Produce an exact copy of all the records.

* Start *

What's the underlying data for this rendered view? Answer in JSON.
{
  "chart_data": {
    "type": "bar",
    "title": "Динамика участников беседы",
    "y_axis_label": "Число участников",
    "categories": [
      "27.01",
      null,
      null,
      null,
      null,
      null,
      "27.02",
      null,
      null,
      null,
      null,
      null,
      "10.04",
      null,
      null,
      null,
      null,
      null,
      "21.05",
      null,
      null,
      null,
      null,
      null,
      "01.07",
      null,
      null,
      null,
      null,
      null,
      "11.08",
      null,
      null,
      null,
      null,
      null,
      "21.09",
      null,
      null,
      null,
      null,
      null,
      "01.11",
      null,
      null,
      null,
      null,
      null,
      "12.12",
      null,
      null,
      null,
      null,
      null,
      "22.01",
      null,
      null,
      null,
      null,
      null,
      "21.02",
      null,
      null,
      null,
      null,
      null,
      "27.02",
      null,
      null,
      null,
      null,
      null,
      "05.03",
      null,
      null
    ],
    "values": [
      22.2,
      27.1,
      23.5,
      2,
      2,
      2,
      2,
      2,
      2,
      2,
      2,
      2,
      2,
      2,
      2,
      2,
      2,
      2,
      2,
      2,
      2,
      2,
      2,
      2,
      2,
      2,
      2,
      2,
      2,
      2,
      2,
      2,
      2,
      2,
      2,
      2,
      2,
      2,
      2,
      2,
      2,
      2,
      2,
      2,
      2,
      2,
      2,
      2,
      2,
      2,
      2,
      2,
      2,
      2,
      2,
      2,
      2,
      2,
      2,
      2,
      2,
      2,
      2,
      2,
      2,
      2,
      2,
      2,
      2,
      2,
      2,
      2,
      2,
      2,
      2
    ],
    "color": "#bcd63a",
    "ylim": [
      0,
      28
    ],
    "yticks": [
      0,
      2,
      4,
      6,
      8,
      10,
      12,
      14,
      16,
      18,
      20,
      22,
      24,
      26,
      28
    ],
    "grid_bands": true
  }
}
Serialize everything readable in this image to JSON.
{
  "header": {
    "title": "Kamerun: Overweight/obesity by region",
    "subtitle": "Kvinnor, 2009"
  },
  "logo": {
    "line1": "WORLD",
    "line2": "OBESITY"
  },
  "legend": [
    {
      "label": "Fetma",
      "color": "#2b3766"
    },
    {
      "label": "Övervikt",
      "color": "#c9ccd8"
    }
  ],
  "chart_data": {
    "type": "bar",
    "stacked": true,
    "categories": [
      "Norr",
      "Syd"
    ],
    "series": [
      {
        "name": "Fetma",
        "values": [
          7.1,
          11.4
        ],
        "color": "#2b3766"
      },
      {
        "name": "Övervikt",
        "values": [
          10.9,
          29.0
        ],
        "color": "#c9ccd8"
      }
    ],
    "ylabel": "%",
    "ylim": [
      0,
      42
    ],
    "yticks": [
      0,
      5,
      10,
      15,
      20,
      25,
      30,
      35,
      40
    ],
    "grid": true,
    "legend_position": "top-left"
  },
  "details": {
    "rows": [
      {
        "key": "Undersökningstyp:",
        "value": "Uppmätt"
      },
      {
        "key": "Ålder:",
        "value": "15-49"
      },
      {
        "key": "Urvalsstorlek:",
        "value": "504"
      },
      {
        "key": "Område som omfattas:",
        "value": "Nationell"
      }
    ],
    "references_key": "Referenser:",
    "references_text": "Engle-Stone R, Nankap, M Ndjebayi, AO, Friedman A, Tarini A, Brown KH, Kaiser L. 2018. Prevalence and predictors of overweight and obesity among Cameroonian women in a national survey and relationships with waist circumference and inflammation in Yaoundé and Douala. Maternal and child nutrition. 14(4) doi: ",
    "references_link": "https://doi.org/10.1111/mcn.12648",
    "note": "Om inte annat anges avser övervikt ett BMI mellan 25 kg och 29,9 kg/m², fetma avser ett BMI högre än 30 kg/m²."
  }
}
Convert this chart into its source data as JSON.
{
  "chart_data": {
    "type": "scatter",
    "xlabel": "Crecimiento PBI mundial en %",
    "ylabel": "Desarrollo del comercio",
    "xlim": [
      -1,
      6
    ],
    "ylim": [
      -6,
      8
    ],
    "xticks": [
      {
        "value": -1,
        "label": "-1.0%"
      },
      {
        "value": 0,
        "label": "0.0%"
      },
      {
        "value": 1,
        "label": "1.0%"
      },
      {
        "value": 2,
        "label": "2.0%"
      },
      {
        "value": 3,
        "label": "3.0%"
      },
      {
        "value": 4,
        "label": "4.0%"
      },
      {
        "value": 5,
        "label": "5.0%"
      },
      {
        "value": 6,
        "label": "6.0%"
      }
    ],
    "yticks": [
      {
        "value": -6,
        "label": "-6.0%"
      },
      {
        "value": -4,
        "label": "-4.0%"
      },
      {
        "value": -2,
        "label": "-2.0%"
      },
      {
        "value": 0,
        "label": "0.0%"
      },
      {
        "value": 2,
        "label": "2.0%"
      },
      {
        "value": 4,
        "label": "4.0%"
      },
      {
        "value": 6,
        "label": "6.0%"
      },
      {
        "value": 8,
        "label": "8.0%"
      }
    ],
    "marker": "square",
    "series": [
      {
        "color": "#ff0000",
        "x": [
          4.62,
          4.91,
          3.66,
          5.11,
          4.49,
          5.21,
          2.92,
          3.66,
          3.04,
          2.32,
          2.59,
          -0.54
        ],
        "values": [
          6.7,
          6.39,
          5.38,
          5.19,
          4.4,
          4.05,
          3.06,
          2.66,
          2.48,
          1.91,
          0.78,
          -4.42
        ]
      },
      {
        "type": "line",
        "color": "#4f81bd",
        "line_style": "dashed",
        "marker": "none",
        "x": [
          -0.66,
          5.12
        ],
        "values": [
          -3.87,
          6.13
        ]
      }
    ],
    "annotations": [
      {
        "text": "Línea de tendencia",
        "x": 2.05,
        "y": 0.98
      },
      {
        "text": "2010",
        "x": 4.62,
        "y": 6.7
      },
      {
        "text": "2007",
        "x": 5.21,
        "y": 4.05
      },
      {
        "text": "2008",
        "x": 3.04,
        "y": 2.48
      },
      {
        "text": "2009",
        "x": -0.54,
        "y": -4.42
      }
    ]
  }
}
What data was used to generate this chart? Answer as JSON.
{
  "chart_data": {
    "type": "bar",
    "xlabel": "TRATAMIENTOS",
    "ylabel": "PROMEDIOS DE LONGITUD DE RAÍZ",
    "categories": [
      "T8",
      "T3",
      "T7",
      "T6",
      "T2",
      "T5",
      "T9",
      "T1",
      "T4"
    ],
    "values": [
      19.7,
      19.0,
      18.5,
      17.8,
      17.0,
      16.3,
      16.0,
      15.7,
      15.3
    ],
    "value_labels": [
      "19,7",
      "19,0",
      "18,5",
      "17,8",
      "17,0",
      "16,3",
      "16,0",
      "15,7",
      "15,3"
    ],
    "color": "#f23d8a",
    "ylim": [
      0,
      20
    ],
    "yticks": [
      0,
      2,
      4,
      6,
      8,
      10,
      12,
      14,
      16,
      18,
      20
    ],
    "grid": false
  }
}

* End *

## Exercise result
What's the underlying data for this rendered view? Answer in JSON.
{
  "chart_data": {
    "type": "bar",
    "title": "Динамика участников беседы",
    "y_axis_label": "Число участников",
    "categories": [
      "27.01",
      null,
      null,
      null,
      null,
      null,
      "27.02",
      null,
      null,
      null,
      null,
      null,
      "10.04",
      null,
      null,
      null,
      null,
      null,
      "21.05",
      null,
      null,
      null,
      null,
      null,
      "01.07",
      null,
      null,
      null,
      null,
      null,
      "11.08",
      null,
      null,
      null,
      null,
      null,
      "21.09",
      null,
      null,
      null,
      null,
      null,
      "01.11",
      null,
      null,
      null,
      null,
      null,
      "12.12",
      null,
      null,
      null,
      null,
      null,
      "22.01",
      null,
      null,
      null,
      null,
      null,
      "21.02",
      null,
      null,
      null,
      null,
      null,
      "27.02",
      null,
      null,
      null,
      null,
      null,
      "05.03",
      null,
      null
    ],
    "values": [
      22.2,
      27.1,
      23.5,
      2,
      2,
      2,
      2,
      2,
      2,
      2,
      2,
      2,
      2,
      2,
      2,
      2,
      2,
      2,
      2,
      2,
      2,
      2,
      2,
      2,
      2,
      2,
      2,
      2,
      2,
      2,
      2,
      2,
      2,
      2,
      2,
      2,
      2,
      2,
      2,
      2,
      2,
      2,
      2,
      2,
      2,
      2,
      2,
      2,
      2,
      2,
      2,
      2,
      2,
      2,
      2,
      2,
      2,
      2,
      2,
      2,
      2,
      2,
      2,
      2,
      2,
      2,
      2,
      2,
      2,
      2,
      2,
      2,
      2,
      2,
      2
    ],
    "color": "#bcd63a",
    "ylim": [
      0,
      28
    ],
    "yticks": [
      0,
      2,
      4,
      6,
      8,
      10,
      12,
      14,
      16,
      18,
      20,
      22,
      24,
      26,
      28
    ],
    "grid_bands": true
  }
}
Serialize everything readable in this image to JSON.
{
  "header": {
    "title": "Kamerun: Overweight/obesity by region",
    "subtitle": "Kvinnor, 2009"
  },
  "logo": {
    "line1": "WORLD",
    "line2": "OBESITY"
  },
  "legend": [
    {
      "label": "Fetma",
      "color": "#2b3766"
    },
    {
      "label": "Övervikt",
      "color": "#c9ccd8"
    }
  ],
  "chart_data": {
    "type": "bar",
    "stacked": true,
    "categories": [
      "Norr",
      "Syd"
    ],
    "series": [
      {
        "name": "Fetma",
        "values": [
          7.1,
          11.4
        ],
        "color": "#2b3766"
      },
      {
        "name": "Övervikt",
        "values": [
          10.9,
          29.0
        ],
        "color": "#c9ccd8"
      }
    ],
    "ylabel": "%",
    "ylim": [
      0,
      42
    ],
    "yticks": [
      0,
      5,
      10,
      15,
      20,
      25,
      30,
      35,
      40
    ],
    "grid": true,
    "legend_position": "top-left"
  },
  "details": {
    "rows": [
      {
        "key": "Undersökningstyp:",
        "value": "Uppmätt"
      },
      {
        "key": "Ålder:",
        "value": "15-49"
      },
      {
        "key": "Urvalsstorlek:",
        "value": "504"
      },
      {
        "key": "Område som omfattas:",
        "value": "Nationell"
      }
    ],
    "references_key": "Referenser:",
    "references_text": "Engle-Stone R, Nankap, M Ndjebayi, AO, Friedman A, Tarini A, Brown KH, Kaiser L. 2018. Prevalence and predictors of overweight and obesity among Cameroonian women in a national survey and relationships with waist circumference and inflammation in Yaoundé and Douala. Maternal and child nutrition. 14(4) doi: ",
    "references_link": "https://doi.org/10.1111/mcn.12648",
    "note": "Om inte annat anges avser övervikt ett BMI mellan 25 kg och 29,9 kg/m², fetma avser ett BMI högre än 30 kg/m²."
  }
}
Convert this chart into its source data as JSON.
{
  "chart_data": {
    "type": "scatter",
    "xlabel": "Crecimiento PBI mundial en %",
    "ylabel": "Desarrollo del comercio",
    "xlim": [
      -1,
      6
    ],
    "ylim": [
      -6,
      8
    ],
    "xticks": [
      {
        "value": -1,
        "label": "-1.0%"
      },
      {
        "value": 0,
        "label": "0.0%"
      },
      {
        "value": 1,
        "label": "1.0%"
      },
      {
        "value": 2,
        "label": "2.0%"
      },
      {
        "value": 3,
        "label": "3.0%"
      },
      {
        "value": 4,
        "label": "4.0%"
      },
      {
        "value": 5,
        "label": "5.0%"
      },
      {
        "value": 6,
        "label": "6.0%"
      }
    ],
    "yticks": [
      {
        "value": -6,
        "label": "-6.0%"
      },
      {
        "value": -4,
        "label": "-4.0%"
      },
      {
        "value": -2,
        "label": "-2.0%"
      },
      {
        "value": 0,
        "label": "0.0%"
      },
      {
        "value": 2,
        "label": "2.0%"
      },
      {
        "value": 4,
        "label": "4.0%"
      },
      {
        "value": 6,
        "label": "6.0%"
      },
      {
        "value": 8,
        "label": "8.0%"
      }
    ],
    "marker": "square",
    "series": [
      {
        "color": "#ff0000",
        "x": [
          4.62,
          4.91,
          3.66,
          5.11,
          4.49,
          5.21,
          2.92,
          3.66,
          3.04,
          2.32,
          2.59,
          -0.54
        ],
        "values": [
          6.7,
          6.39,
          5.38,
          5.19,
          4.4,
          4.05,
          3.06,
          2.66,
          2.48,
          1.91,
          0.78,
          -4.42
        ]
      },
      {
        "type": "line",
        "color": "#4f81bd",
        "line_style": "dashed",
        "marker": "none",
        "x": [
          -0.66,
          5.12
        ],
        "values": [
          -3.87,
          6.13
        ]
      }
    ],
    "annotations": [
      {
        "text": "Línea de tendencia",
        "x": 2.05,
        "y": 0.98
      },
      {
        "text": "2010",
        "x": 4.62,
        "y": 6.7
      },
      {
        "text": "2007",
        "x": 5.21,
        "y": 4.05
      },
      {
        "text": "2008",
        "x": 3.04,
        "y": 2.48
      },
      {
        "text": "2009",
        "x": -0.54,
        "y": -4.42
      }
    ]
  }
}
What data was used to generate this chart? Answer as JSON.
{
  "chart_data": {
    "type": "bar",
    "xlabel": "TRATAMIENTOS",
    "ylabel": "PROMEDIOS DE LONGITUD DE RAÍZ",
    "categories": [
      "T8",
      "T3",
      "T7",
      "T6",
      "T2",
      "T5",
      "T9",
      "T1",
      "T4"
    ],
    "values": [
      19.7,
      19.0,
      18.5,
      17.8,
      17.0,
      16.3,
      16.0,
      15.7,
      15.3
    ],
    "value_labels": [
      "19,7",
      "19,0",
      "18,5",
      "17,8",
      "17,0",
      "16,3",
      "16,0",
      "15,7",
      "15,3"
    ],
    "color": "#f23d8a",
    "ylim": [
      0,
      20
    ],
    "yticks": [
      0,
      2,
      4,
      6,
      8,
      10,
      12,
      14,
      16,
      18,
      20
    ],
    "grid": false
  }
}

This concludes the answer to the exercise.